┏━━
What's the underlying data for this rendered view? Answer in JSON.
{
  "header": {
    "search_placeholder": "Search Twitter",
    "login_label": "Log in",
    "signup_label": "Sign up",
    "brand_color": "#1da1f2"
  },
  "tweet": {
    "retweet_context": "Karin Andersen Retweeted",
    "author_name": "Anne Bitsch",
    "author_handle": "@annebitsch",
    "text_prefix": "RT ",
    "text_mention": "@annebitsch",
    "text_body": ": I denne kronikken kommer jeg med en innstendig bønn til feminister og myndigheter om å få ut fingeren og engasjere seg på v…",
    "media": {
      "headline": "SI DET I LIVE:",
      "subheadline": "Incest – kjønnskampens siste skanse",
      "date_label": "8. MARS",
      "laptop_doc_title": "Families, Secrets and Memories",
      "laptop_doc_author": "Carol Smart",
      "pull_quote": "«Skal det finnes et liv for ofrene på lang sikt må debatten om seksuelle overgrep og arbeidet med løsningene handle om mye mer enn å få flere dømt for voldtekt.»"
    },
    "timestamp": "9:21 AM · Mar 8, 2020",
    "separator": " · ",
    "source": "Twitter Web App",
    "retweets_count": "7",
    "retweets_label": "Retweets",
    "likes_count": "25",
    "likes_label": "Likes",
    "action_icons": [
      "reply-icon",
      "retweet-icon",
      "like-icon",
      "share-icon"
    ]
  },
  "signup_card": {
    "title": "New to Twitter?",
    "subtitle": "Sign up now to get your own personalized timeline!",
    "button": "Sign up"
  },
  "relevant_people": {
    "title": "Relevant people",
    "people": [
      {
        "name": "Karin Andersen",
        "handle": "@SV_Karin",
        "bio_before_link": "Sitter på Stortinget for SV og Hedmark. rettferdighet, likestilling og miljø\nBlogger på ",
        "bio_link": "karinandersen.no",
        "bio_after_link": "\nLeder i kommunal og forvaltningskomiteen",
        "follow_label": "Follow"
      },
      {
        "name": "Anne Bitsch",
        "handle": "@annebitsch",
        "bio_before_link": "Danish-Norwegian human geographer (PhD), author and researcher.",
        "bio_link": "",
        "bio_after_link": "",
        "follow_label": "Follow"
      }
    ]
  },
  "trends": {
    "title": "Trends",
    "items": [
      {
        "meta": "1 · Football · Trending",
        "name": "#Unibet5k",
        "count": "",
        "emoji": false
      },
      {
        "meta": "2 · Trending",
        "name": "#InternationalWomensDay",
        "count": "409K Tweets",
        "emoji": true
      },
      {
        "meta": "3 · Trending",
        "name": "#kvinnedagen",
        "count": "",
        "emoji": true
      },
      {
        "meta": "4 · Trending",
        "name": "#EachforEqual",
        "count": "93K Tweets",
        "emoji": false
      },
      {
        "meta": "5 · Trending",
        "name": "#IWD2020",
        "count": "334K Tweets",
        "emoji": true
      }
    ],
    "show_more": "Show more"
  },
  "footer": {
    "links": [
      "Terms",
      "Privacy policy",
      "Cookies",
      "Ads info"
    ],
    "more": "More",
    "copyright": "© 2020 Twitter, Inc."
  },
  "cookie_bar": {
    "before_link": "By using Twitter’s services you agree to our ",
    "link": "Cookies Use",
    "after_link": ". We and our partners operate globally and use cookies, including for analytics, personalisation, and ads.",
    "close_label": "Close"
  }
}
┗━━
**Task brief**
Reproduce all the records precisely.

**Result of the task**
What's the underlying data for this rendered view? Answer in JSON.
{
  "header": {
    "search_placeholder": "Search Twitter",
    "login_label": "Log in",
    "signup_label": "Sign up",
    "brand_color": "#1da1f2"
  },
  "tweet": {
    "retweet_context": "Karin Andersen Retweeted",
    "author_name": "Anne Bitsch",
    "author_handle": "@annebitsch",
    "text_prefix": "RT ",
    "text_mention": "@annebitsch",
    "text_body": ": I denne kronikken kommer jeg med en innstendig bønn til feminister og myndigheter om å få ut fingeren og engasjere seg på v…",
    "media": {
      "headline": "SI DET I LIVE:",
      "subheadline": "Incest – kjønnskampens siste skanse",
      "date_label": "8. MARS",
      "laptop_doc_title": "Families, Secrets and Memories",
      "laptop_doc_author": "Carol Smart",
      "pull_quote": "«Skal det finnes et liv for ofrene på lang sikt må debatten om seksuelle overgrep og arbeidet med løsningene handle om mye mer enn å få flere dømt for voldtekt.»"
    },
    "timestamp": "9:21 AM · Mar 8, 2020",
    "separator": " · ",
    "source": "Twitter Web App",
    "retweets_count": "7",
    "retweets_label": "Retweets",
    "likes_count": "25",
    "likes_label": "Likes",
    "action_icons": [
      "reply-icon",
      "retweet-icon",
      "like-icon",
      "share-icon"
    ]
  },
  "signup_card": {
    "title": "New to Twitter?",
    "subtitle": "Sign up now to get your own personalized timeline!",
    "button": "Sign up"
  },
  "relevant_people": {
    "title": "Relevant people",
    "people": [
      {
        "name": "Karin Andersen",
        "handle": "@SV_Karin",
        "bio_before_link": "Sitter på Stortinget for SV og Hedmark. rettferdighet, likestilling og miljø\nBlogger på ",
        "bio_link": "karinandersen.no",
        "bio_after_link": "\nLeder i kommunal og forvaltningskomiteen",
        "follow_label": "Follow"
      },
      {
        "name": "Anne Bitsch",
        "handle": "@annebitsch",
        "bio_before_link": "Danish-Norwegian human geographer (PhD), author and researcher.",
        "bio_link": "",
        "bio_after_link": "",
        "follow_label": "Follow"
      }
    ]
  },
  "trends": {
    "title": "Trends",
    "items": [
      {
        "meta": "1 · Football · Trending",
        "name": "#Unibet5k",
        "count": "",
        "emoji": false
      },
      {
        "meta": "2 · Trending",
        "name": "#InternationalWomensDay",
        "count": "409K Tweets",
        "emoji": true
      },
      {
        "meta": "3 · Trending",
        "name": "#kvinnedagen",
        "count": "",
        "emoji": true
      },
      {
        "meta": "4 · Trending",
        "name": "#EachforEqual",
        "count": "93K Tweets",
        "emoji": false
      },
      {
        "meta": "5 · Trending",
        "name": "#IWD2020",
        "count": "334K Tweets",
        "emoji": true
      }
    ],
    "show_more": "Show more"
  },
  "footer": {
    "links": [
      "Terms",
      "Privacy policy",
      "Cookies",
      "Ads info"
    ],
    "more": "More",
    "copyright": "© 2020 Twitter, Inc."
  },
  "cookie_bar": {
    "before_link": "By using Twitter’s services you agree to our ",
    "link": "Cookies Use",
    "after_link": ". We and our partners operate globally and use cookies, including for analytics, personalisation, and ads.",
    "close_label": "Close"
  }
}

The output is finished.